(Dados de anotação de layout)

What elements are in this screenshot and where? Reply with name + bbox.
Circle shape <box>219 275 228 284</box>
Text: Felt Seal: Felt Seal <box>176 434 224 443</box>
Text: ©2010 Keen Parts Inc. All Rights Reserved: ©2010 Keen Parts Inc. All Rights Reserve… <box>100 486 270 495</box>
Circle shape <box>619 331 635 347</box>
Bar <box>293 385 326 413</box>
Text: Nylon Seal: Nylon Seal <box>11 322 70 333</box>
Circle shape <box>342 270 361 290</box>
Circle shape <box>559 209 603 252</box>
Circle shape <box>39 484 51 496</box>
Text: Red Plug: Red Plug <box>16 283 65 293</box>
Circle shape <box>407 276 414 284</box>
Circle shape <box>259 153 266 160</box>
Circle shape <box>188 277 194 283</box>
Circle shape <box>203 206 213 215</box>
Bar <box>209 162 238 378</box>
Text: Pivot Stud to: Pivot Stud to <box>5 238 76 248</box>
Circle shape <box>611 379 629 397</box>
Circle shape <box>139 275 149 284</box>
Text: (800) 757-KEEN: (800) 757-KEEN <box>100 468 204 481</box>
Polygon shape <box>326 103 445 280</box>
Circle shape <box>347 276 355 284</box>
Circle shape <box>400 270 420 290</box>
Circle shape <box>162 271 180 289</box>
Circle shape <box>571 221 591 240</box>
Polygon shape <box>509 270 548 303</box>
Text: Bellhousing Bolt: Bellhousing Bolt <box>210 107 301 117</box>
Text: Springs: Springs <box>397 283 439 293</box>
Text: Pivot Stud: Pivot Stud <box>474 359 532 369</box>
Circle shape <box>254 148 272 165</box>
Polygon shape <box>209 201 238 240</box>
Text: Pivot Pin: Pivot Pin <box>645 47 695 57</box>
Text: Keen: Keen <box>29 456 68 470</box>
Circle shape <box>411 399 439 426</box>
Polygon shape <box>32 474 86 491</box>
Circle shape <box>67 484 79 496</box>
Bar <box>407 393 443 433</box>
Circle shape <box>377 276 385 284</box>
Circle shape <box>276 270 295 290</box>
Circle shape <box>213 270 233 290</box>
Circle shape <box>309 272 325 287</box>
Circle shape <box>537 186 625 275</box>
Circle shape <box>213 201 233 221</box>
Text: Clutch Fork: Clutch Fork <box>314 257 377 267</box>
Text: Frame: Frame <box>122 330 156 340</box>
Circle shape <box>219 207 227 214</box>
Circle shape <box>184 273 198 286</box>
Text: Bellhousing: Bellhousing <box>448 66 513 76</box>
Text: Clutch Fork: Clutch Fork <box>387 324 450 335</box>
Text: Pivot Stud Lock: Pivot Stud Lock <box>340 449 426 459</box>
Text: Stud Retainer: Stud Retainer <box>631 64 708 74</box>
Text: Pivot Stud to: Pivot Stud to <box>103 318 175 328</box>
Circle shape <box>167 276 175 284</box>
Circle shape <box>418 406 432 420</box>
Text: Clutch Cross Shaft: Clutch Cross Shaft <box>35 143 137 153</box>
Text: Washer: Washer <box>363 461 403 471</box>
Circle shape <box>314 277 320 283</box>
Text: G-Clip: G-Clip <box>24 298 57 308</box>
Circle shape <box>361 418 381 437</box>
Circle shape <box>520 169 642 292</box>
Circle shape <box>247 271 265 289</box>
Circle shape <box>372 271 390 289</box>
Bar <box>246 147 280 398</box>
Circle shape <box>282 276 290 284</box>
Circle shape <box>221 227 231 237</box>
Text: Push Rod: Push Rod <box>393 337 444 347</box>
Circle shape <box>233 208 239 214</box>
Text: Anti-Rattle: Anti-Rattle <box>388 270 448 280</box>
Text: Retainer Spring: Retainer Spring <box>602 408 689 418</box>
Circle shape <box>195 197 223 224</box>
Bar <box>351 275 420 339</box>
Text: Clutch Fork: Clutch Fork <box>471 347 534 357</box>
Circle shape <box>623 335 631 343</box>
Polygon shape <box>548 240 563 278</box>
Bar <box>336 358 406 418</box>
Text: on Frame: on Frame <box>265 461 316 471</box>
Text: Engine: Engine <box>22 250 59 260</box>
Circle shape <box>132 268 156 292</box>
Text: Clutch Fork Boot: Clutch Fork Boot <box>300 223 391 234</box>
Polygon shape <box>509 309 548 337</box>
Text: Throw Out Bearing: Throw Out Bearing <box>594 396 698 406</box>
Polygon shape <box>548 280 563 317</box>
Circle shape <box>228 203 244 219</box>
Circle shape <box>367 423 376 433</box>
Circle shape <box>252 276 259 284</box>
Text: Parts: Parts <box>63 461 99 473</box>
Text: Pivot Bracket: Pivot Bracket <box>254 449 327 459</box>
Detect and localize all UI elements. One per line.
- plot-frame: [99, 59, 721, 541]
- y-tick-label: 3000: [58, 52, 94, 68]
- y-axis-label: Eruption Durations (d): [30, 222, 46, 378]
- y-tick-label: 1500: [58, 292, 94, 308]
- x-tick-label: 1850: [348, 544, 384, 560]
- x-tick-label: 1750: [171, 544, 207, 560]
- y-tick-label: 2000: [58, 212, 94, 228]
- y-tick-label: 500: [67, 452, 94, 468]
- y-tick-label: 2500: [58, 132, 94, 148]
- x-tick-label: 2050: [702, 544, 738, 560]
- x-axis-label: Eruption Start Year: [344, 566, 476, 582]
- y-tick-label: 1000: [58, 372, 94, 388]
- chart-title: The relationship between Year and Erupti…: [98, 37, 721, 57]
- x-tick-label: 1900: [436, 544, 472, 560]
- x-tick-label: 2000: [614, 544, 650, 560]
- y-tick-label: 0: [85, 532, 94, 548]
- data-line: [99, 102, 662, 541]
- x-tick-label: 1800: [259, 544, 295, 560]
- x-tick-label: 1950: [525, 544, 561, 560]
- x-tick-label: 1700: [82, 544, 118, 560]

O QUE FAZER:
Copie sem nenhuma alteração as linhas das entradas, da primeira até a que contém "Bar <box>407 393 443 433</box>", incluindo ambas.

RESPOSTA ABAIXO:
What elements are in this screenshot and where? Reply with name + bbox.
Circle shape <box>219 275 228 284</box>
Text: Felt Seal: Felt Seal <box>176 434 224 443</box>
Text: ©2010 Keen Parts Inc. All Rights Reserved: ©2010 Keen Parts Inc. All Rights Reserve… <box>100 486 270 495</box>
Circle shape <box>619 331 635 347</box>
Bar <box>293 385 326 413</box>
Text: Nylon Seal: Nylon Seal <box>11 322 70 333</box>
Circle shape <box>342 270 361 290</box>
Circle shape <box>559 209 603 252</box>
Circle shape <box>39 484 51 496</box>
Text: Red Plug: Red Plug <box>16 283 65 293</box>
Circle shape <box>407 276 414 284</box>
Circle shape <box>259 153 266 160</box>
Circle shape <box>188 277 194 283</box>
Circle shape <box>203 206 213 215</box>
Bar <box>209 162 238 378</box>
Text: Pivot Stud to: Pivot Stud to <box>5 238 76 248</box>
Circle shape <box>611 379 629 397</box>
Circle shape <box>139 275 149 284</box>
Text: (800) 757-KEEN: (800) 757-KEEN <box>100 468 204 481</box>
Polygon shape <box>326 103 445 280</box>
Circle shape <box>347 276 355 284</box>
Circle shape <box>400 270 420 290</box>
Circle shape <box>162 271 180 289</box>
Circle shape <box>571 221 591 240</box>
Polygon shape <box>509 270 548 303</box>
Text: Bellhousing Bolt: Bellhousing Bolt <box>210 107 301 117</box>
Text: Springs: Springs <box>397 283 439 293</box>
Text: Pivot Stud: Pivot Stud <box>474 359 532 369</box>
Circle shape <box>254 148 272 165</box>
Polygon shape <box>209 201 238 240</box>
Text: Pivot Pin: Pivot Pin <box>645 47 695 57</box>
Text: Keen: Keen <box>29 456 68 470</box>
Circle shape <box>411 399 439 426</box>
Polygon shape <box>32 474 86 491</box>
Circle shape <box>67 484 79 496</box>
Bar <box>407 393 443 433</box>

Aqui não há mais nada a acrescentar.